GIVEN REQUEST 1:
In the line integral thread, which curve does the solution say $C$ should go around to make the integral as large as possible?

DOCUMENT EXCERPT:
□ □ □
What is the maximum value of this line integral?

[Ackbach]

Here is this week's POTW:

-----

Find the positively oriented (counterclockwise) simple closed curve $C$ in the $xy$ plane for which the value of the line integral $\displaystyle\int_{C}(y^3-y) \, dx-2x^3 \, dy$ is a maximum.

-----

Remember to read the http://www.mathhelpboards.com/showthread.php?772-Problem-of-the-Week-%28POTW%29-Procedure-and-Guidelines to find out how to http://www.mathhelpboards.com/forms.php?do=form&fid=2!

 

[Ackbach]

Congratulations to Opalg for his correct solution, which I give you below:

Spoiler

By Green's theorem, $$\displaystyle\oint_C (y^3-y)\,dx - 2x^3dy = \iint_D\Bigl(\tfrac{\partial}{\partial x}(-2x^3) - \tfrac{\partial}{\partial y}(y^3-y)\Bigr)\,dx\,dy = \iint_D(-6x^2 - 3y^2 + 1)\,dx\,dy,$$ where $D$ is the region bounded by $C$. To maximise the integral, we want $D$ to comprise the entire region where the integrand is positive, namely where $6x^2 + 3y^2 \leqslant1.$ So the contour $C$ should go round the ellipse $6x^2 + 3y^2 = 1$. Thus $C$ can be described by the path $t\mapsto \frac1{\sqrt6}(\cos t, \sqrt2\sin t)$ $(0\leqslant t \leqslant 2\pi).$
□ □ □
STORED RECORDS:
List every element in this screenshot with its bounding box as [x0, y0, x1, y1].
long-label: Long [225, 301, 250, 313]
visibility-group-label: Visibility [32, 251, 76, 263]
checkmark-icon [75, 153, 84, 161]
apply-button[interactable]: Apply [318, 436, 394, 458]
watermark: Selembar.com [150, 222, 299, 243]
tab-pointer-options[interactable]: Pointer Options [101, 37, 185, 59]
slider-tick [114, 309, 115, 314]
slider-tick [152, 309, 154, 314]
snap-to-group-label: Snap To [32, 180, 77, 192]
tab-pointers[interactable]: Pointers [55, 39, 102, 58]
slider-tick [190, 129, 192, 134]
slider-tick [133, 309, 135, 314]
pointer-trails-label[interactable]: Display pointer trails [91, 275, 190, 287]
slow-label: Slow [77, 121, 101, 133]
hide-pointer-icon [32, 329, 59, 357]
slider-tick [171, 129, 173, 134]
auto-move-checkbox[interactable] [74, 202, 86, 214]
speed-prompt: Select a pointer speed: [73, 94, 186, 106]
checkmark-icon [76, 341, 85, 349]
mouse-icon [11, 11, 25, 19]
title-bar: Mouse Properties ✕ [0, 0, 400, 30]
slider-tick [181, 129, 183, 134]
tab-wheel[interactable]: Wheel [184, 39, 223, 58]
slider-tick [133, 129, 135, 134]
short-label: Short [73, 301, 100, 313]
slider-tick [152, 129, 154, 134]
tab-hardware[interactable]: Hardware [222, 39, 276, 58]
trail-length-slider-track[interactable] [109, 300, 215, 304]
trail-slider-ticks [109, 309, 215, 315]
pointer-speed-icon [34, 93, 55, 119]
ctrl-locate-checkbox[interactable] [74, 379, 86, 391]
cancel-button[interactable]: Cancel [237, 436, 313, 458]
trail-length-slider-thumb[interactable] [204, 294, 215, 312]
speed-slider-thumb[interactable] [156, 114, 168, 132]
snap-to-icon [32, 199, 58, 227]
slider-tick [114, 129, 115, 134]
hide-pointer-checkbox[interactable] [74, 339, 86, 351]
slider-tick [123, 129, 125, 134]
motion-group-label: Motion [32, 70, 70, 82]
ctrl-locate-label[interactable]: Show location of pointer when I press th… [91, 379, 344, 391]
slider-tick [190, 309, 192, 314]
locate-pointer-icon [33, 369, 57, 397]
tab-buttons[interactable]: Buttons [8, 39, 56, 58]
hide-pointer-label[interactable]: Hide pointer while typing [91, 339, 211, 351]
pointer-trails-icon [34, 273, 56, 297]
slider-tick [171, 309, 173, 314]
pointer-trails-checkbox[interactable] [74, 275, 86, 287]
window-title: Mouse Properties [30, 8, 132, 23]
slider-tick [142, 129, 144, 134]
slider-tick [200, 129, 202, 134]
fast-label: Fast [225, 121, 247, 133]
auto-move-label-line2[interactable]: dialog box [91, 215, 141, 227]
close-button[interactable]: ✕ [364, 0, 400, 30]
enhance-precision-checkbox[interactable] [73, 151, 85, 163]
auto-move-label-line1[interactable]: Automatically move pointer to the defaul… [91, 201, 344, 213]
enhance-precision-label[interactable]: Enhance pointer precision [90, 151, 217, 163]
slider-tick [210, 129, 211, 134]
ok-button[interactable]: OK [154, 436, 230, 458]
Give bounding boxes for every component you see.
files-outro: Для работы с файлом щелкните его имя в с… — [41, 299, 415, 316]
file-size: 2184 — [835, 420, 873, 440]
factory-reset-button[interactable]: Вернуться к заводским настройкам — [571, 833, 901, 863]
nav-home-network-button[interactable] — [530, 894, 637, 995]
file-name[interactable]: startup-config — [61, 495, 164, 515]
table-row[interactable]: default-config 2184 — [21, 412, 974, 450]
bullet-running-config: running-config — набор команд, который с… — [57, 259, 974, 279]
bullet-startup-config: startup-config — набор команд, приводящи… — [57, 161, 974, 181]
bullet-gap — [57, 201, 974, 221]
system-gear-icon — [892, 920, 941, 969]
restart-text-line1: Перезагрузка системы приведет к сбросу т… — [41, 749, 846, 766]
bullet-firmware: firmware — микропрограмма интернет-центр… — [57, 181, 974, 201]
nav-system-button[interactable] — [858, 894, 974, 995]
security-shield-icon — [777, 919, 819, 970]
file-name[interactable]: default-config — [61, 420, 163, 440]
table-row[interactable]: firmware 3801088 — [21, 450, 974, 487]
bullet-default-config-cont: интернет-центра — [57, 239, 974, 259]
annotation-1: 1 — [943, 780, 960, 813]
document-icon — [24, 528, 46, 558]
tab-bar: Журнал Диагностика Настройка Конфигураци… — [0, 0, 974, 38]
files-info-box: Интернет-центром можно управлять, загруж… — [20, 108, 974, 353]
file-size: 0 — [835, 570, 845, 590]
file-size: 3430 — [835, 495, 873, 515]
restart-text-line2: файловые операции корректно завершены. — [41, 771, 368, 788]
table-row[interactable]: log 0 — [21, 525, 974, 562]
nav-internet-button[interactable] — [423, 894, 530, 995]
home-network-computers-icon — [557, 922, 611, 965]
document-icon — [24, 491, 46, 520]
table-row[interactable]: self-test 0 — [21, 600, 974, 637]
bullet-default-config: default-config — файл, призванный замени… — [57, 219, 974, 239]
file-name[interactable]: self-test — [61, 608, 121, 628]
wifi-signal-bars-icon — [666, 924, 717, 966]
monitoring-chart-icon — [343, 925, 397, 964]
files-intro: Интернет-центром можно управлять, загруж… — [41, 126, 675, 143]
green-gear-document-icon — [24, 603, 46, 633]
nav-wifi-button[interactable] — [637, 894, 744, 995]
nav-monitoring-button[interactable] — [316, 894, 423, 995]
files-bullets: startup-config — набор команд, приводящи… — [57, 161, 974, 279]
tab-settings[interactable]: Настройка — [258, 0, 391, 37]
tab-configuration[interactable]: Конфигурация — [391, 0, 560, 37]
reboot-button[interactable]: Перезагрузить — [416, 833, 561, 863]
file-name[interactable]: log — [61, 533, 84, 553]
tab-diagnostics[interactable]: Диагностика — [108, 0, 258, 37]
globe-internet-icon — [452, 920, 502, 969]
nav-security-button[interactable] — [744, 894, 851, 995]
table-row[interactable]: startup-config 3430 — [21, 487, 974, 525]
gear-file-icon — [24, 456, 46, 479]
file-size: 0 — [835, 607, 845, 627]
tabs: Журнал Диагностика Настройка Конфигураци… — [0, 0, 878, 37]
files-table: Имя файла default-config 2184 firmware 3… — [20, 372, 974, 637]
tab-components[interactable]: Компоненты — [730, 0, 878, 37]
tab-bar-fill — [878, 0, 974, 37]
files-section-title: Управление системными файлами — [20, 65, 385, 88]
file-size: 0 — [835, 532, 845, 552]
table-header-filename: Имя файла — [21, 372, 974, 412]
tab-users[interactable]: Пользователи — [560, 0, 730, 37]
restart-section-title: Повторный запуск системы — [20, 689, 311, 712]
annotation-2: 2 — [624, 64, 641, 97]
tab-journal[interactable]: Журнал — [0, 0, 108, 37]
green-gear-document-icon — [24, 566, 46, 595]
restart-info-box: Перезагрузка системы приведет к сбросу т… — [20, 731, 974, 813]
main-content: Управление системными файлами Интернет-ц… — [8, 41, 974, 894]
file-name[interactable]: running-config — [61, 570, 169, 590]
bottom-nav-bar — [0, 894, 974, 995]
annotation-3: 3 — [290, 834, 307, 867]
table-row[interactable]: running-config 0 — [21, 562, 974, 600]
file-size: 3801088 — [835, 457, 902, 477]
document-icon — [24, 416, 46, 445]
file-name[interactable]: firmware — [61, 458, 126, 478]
□ □ □
GIVEN REQUEST 2:
Return the lines of the records unchanged, starting at the first line of the records and ending at the line that contains "slider-tick [114, 129, 115, 134]".

WORKED SOLUTION 1:
The ellipse $6x^2 + 3y^2 = 1$.

WORKED SOLUTION 2:
List every element in this screenshot with its bounding box as [x0, y0, x1, y1].
long-label: Long [225, 301, 250, 313]
visibility-group-label: Visibility [32, 251, 76, 263]
checkmark-icon [75, 153, 84, 161]
apply-button[interactable]: Apply [318, 436, 394, 458]
watermark: Selembar.com [150, 222, 299, 243]
tab-pointer-options[interactable]: Pointer Options [101, 37, 185, 59]
slider-tick [114, 309, 115, 314]
slider-tick [152, 309, 154, 314]
snap-to-group-label: Snap To [32, 180, 77, 192]
tab-pointers[interactable]: Pointers [55, 39, 102, 58]
slider-tick [190, 129, 192, 134]
slider-tick [133, 309, 135, 314]
pointer-trails-label[interactable]: Display pointer trails [91, 275, 190, 287]
slow-label: Slow [77, 121, 101, 133]
hide-pointer-icon [32, 329, 59, 357]
slider-tick [171, 129, 173, 134]
auto-move-checkbox[interactable] [74, 202, 86, 214]
speed-prompt: Select a pointer speed: [73, 94, 186, 106]
checkmark-icon [76, 341, 85, 349]
mouse-icon [11, 11, 25, 19]
title-bar: Mouse Properties ✕ [0, 0, 400, 30]
slider-tick [181, 129, 183, 134]
tab-wheel[interactable]: Wheel [184, 39, 223, 58]
slider-tick [133, 129, 135, 134]
short-label: Short [73, 301, 100, 313]
slider-tick [152, 129, 154, 134]
tab-hardware[interactable]: Hardware [222, 39, 276, 58]
trail-length-slider-track[interactable] [109, 300, 215, 304]
trail-slider-ticks [109, 309, 215, 315]
pointer-speed-icon [34, 93, 55, 119]
ctrl-locate-checkbox[interactable] [74, 379, 86, 391]
cancel-button[interactable]: Cancel [237, 436, 313, 458]
trail-length-slider-thumb[interactable] [204, 294, 215, 312]
speed-slider-thumb[interactable] [156, 114, 168, 132]
snap-to-icon [32, 199, 58, 227]
slider-tick [114, 129, 115, 134]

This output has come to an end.